Task description: In the records that follow, locate every line with "document" and extract it.

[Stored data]
********************

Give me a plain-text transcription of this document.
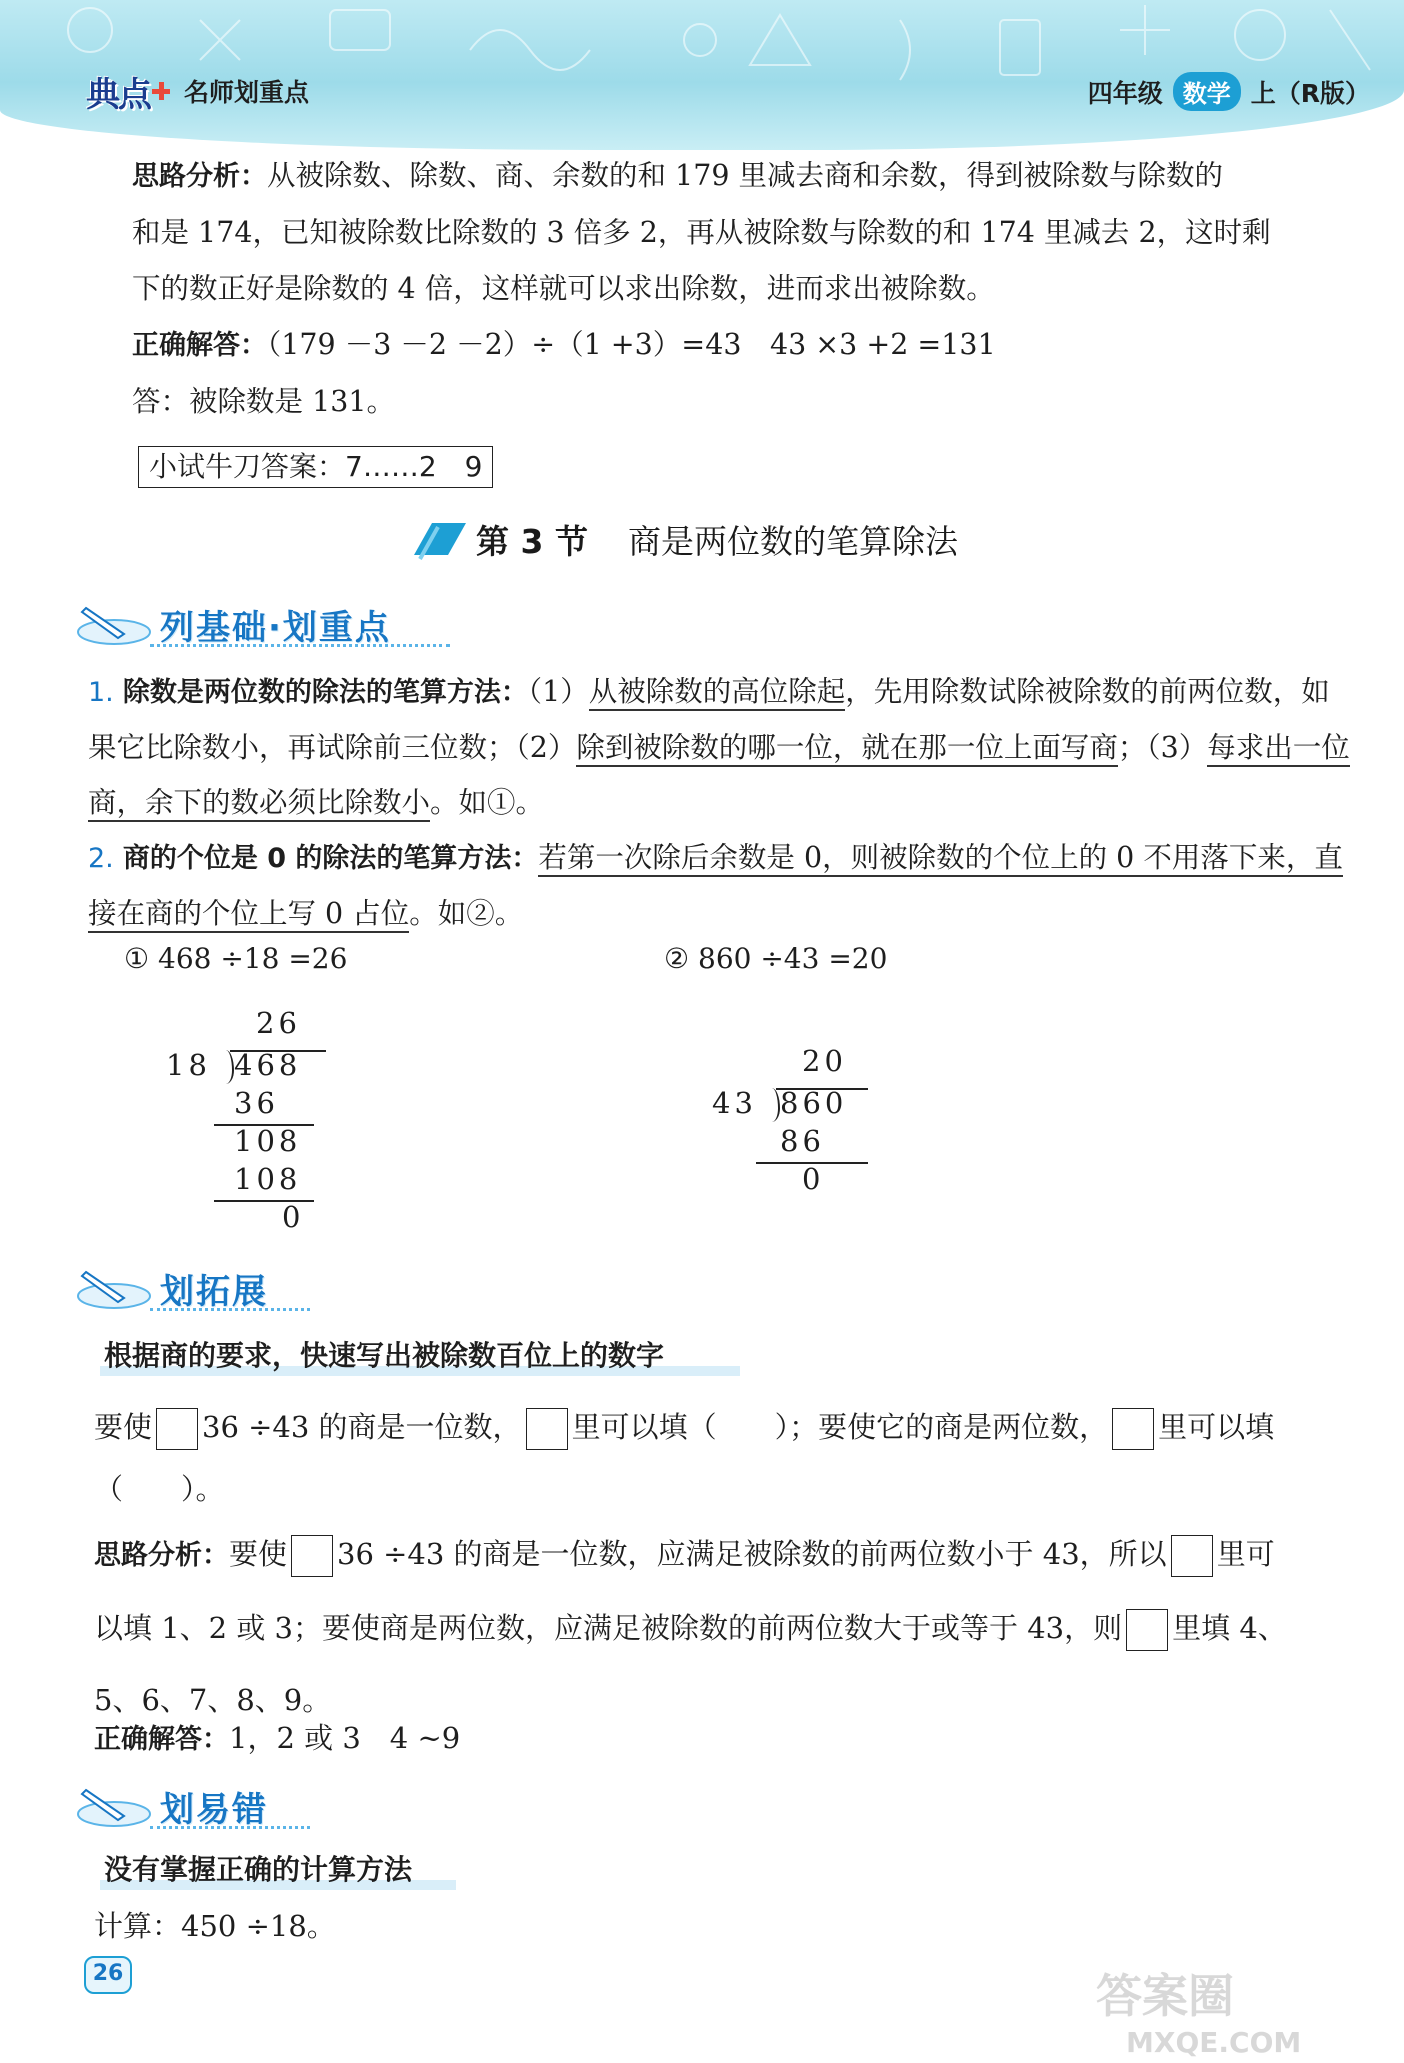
典点 名师划重点	四年级 数学 上（R版）
思路分析：从被除数、除数、商、余数的和 179 里减去商和余数，得到被除数与除数的
和是 174，已知被除数比除数的 3 倍多 2，再从被除数与除数的和 174 里减去 2，这时剩
下的数正好是除数的 4 倍，这样就可以求出除数，进而求出被除数。
正确解答：（179 －3 －2 －2）÷（1 +3）=43　43 ×3 +2 =131
答：被除数是 131。
小试牛刀答案：7……2　9
第 3 节 商是两位数的笔算除法
列基础·划重点
1. 除数是两位数的除法的笔算方法：（1）从被除数的高位除起，先用除数试除被除数的前两位数，如果它比除数小，再试除前三位数；（2）除到被除数的哪一位，就在那一位上面写商；（3）每求出一位商，余下的数必须比除数小。如①。
2. 商的个位是 0 的除法的笔算方法：若第一次除后余数是 0，则被除数的个位上的 0 不用落下来，直接在商的个位上写 0 占位。如②。
① 468 ÷18 =26	② 860 ÷43 =20
26
18 468
36
108
108
0
20
43 860
86
0
划拓展
根据商的要求，快速写出被除数百位上的数字
要使 36 ÷43 的商是一位数， 里可以填（　　）；要使它的商是两位数， 里可以填
（　　）。
思路分析：要使 36 ÷43 的商是一位数，应满足被除数的前两位数小于 43，所以 里可
以填 1、2 或 3；要使商是两位数，应满足被除数的前两位数大于或等于 43，则 里填 4、
5、6、7、8、9。
正确解答：1，2 或 3　4 ~9
划易错
没有掌握正确的计算方法
计算：450 ÷18。
26	答案圈
MXQE.COM
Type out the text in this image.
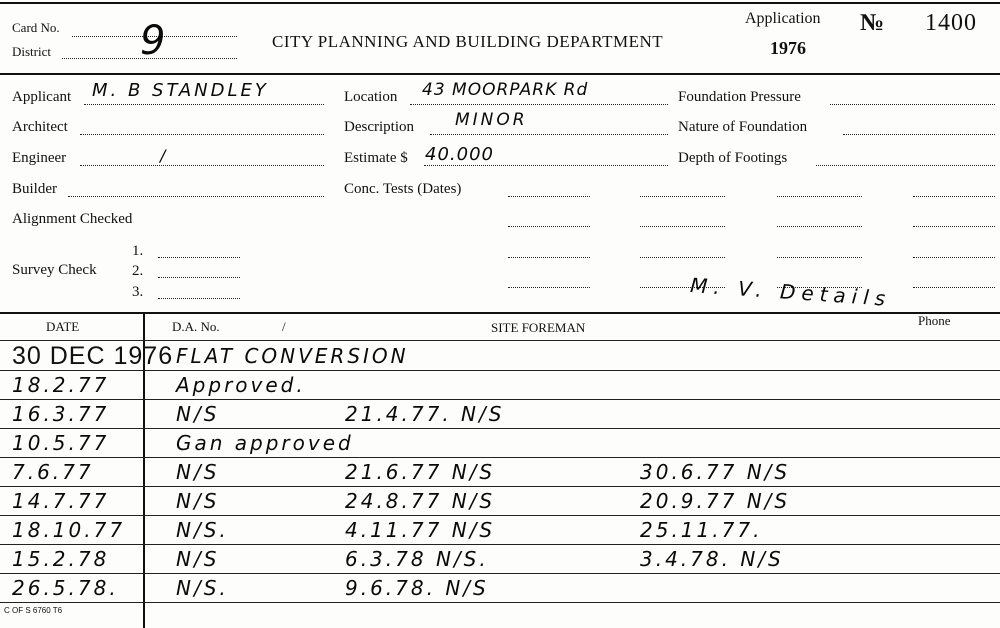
Card No.
District 9	CITY PLANNING AND BUILDING DEPARTMENT
Application
1976
№ 1400
Applicant M. B STANDLEY
Architect
Engineer	/
Builder
Alignment Checked
Survey Check
1.
2.
3.
Location 43 MOORPARK Rd
Description MINOR
Estimate $ 40.000
Conc. Tests (Dates)
Foundation Pressure
Nature of Foundation
Depth of Footings
M. V. Details
DATE	D.A. No.	/	SITE FOREMAN	Phone
30 DEC 1976 FLAT CONVERSION
18.2.77	Approved.
16.3.77	N/S	21.4.77. N/S
10.5.77	Gan approved
7.6.77	N/S	21.6.77 N/S	30.6.77 N/S
14.7.77	N/S	24.8.77 N/S	20.9.77 N/S
18.10.77	N/S.	4.11.77 N/S	25.11.77.
15.2.78	N/S	6.3.78 N/S.	3.4.78. N/S
26.5.78.	N/S.	9.6.78. N/S
C OF S 6760 T6
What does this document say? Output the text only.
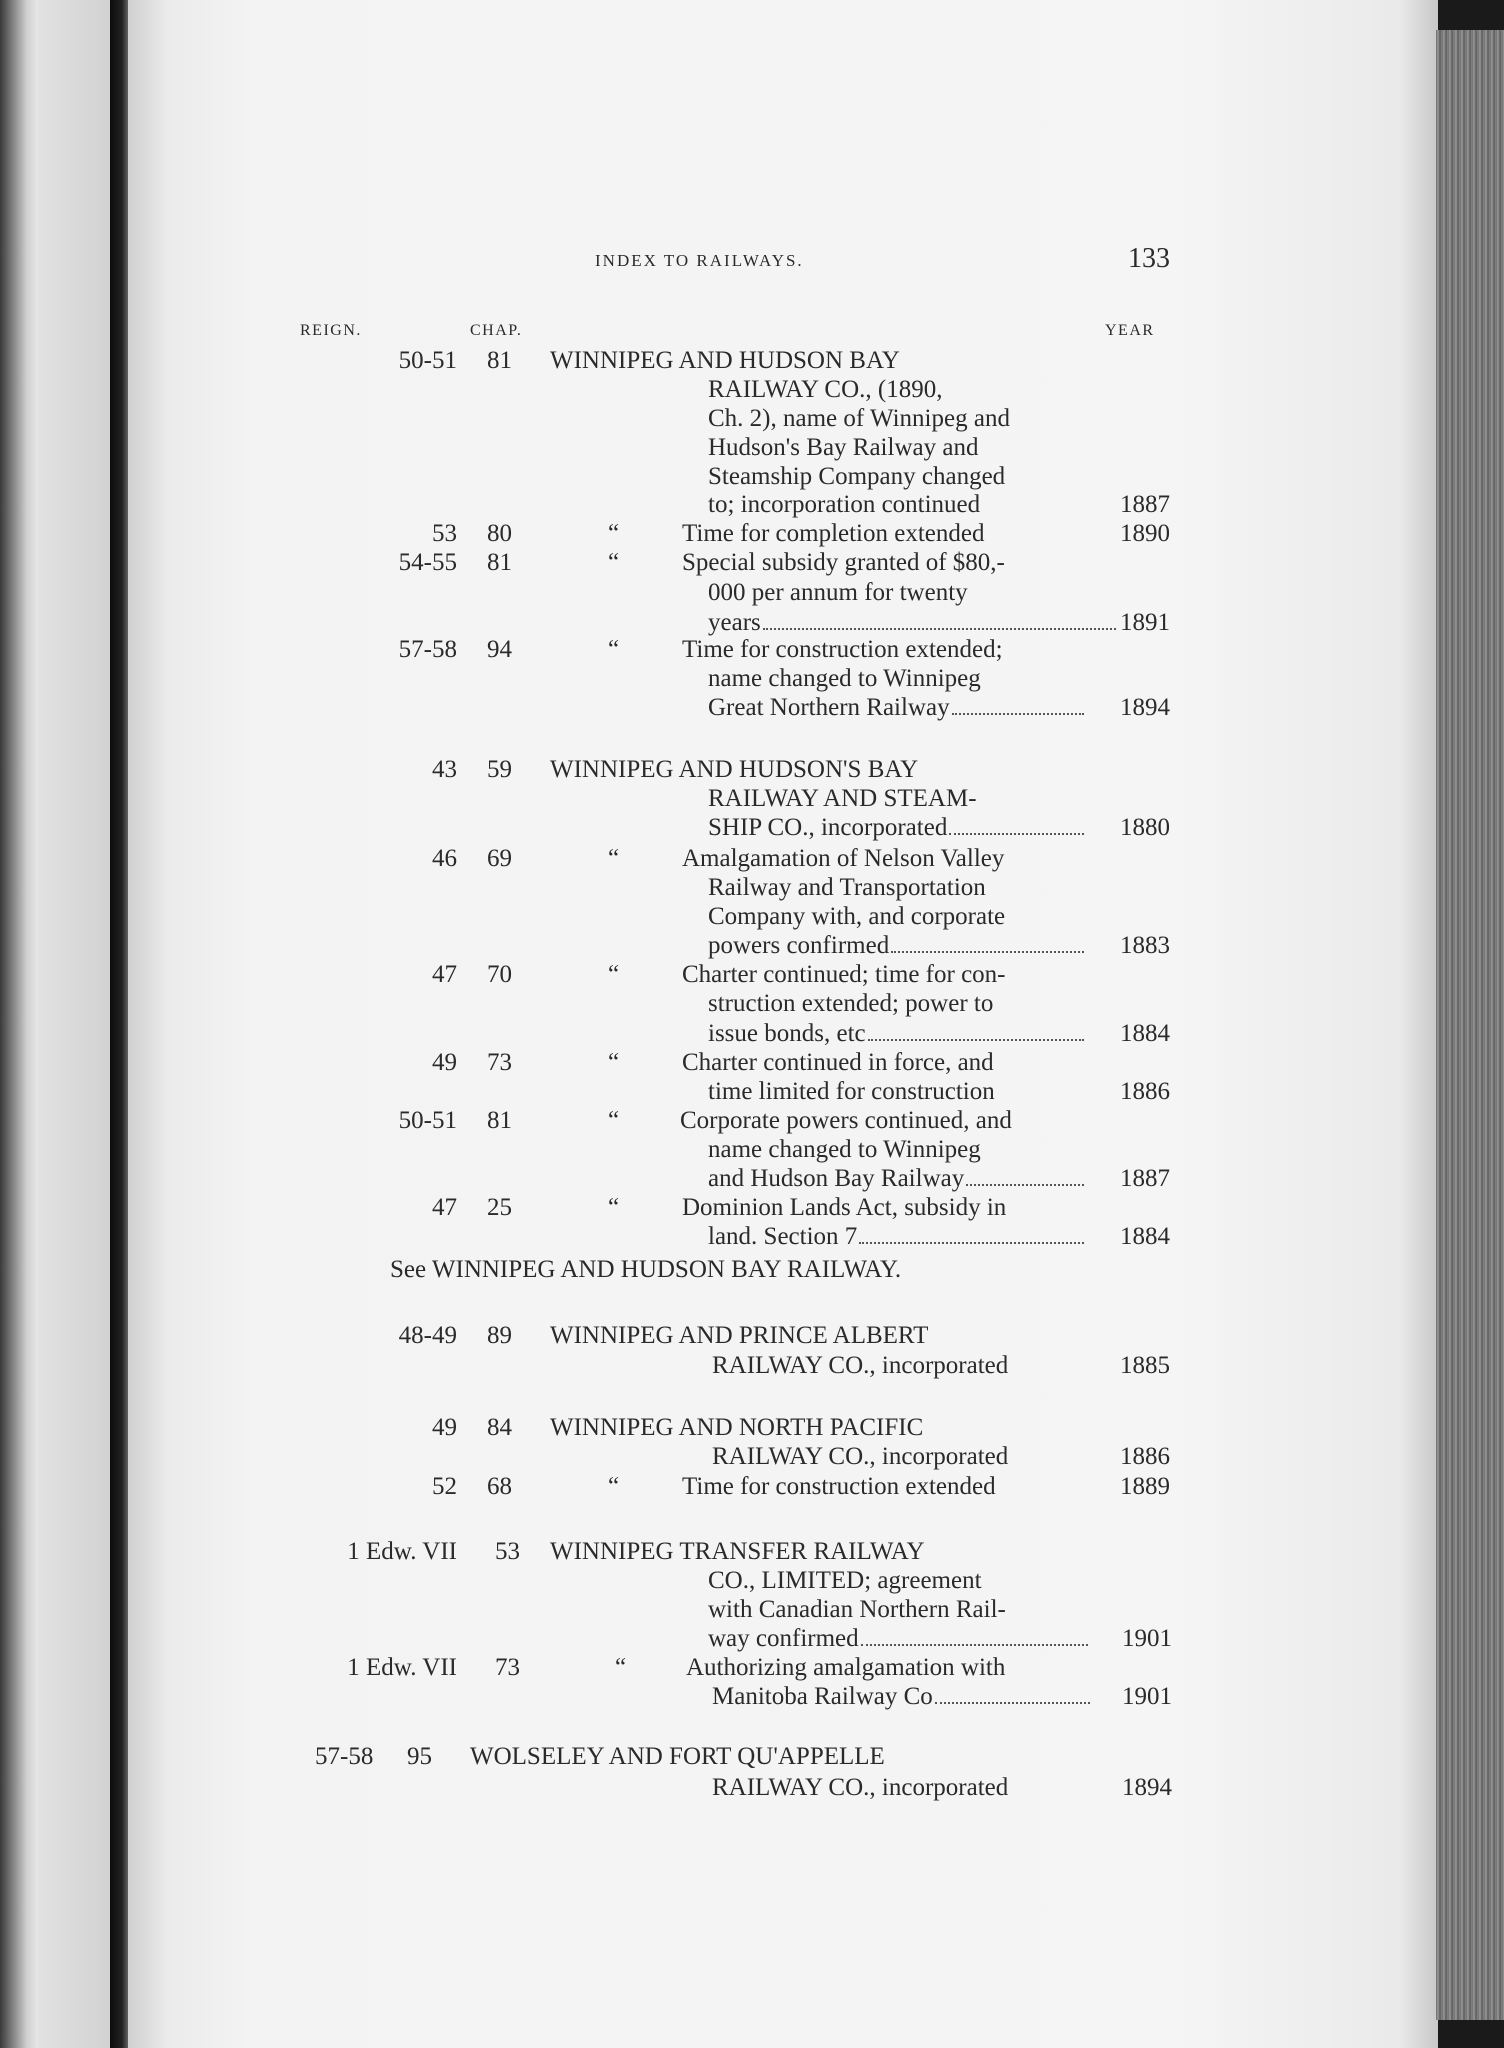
INDEX TO RAILWAYS.	133
REIGN.	CHAP.	YEAR
50-51 81 WINNIPEG AND HUDSON BAY
RAILWAY CO., (1890,
Ch. 2), name of Winnipeg and
Hudson's Bay Railway and
Steamship Company changed
to; incorporation continued	1887
53 80	“	Time for completion extended	1890
54-55 81	“	Special subsidy granted of $80,-
000 per annum for twenty
years	1891
57-58 94	“	Time for construction extended;
name changed to Winnipeg
Great Northern Railway	1894
43 59 WINNIPEG AND HUDSON'S BAY
RAILWAY AND STEAM-
SHIP CO., incorporated	1880
46 69	“	Amalgamation of Nelson Valley
Railway and Transportation
Company with, and corporate
powers confirmed	1883
47 70	“	Charter continued; time for con-
struction extended; power to
issue bonds, etc	1884
49 73	“	Charter continued in force, and
time limited for construction	1886
50-51 81	“ Corporate powers continued, and
name changed to Winnipeg
and Hudson Bay Railway	1887
47 25	“	Dominion Lands Act, subsidy in
land. Section 7	1884
See WINNIPEG AND HUDSON BAY RAILWAY.
48-49 89 WINNIPEG AND PRINCE ALBERT
RAILWAY CO., incorporated	1885
49 84 WINNIPEG AND NORTH PACIFIC
RAILWAY CO., incorporated	1886
52 68	“	Time for construction extended	1889
1 Edw. VII 53 WINNIPEG TRANSFER RAILWAY
CO., LIMITED; agreement
with Canadian Northern Rail-
way confirmed	1901
1 Edw. VII 73	“ Authorizing amalgamation with
Manitoba Railway Co	1901
57-58 95 WOLSELEY AND FORT QU'APPELLE
RAILWAY CO., incorporated	1894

********************

Written reply:
Give me a plain-text transcription of this document.
What does this document say? Output the text only.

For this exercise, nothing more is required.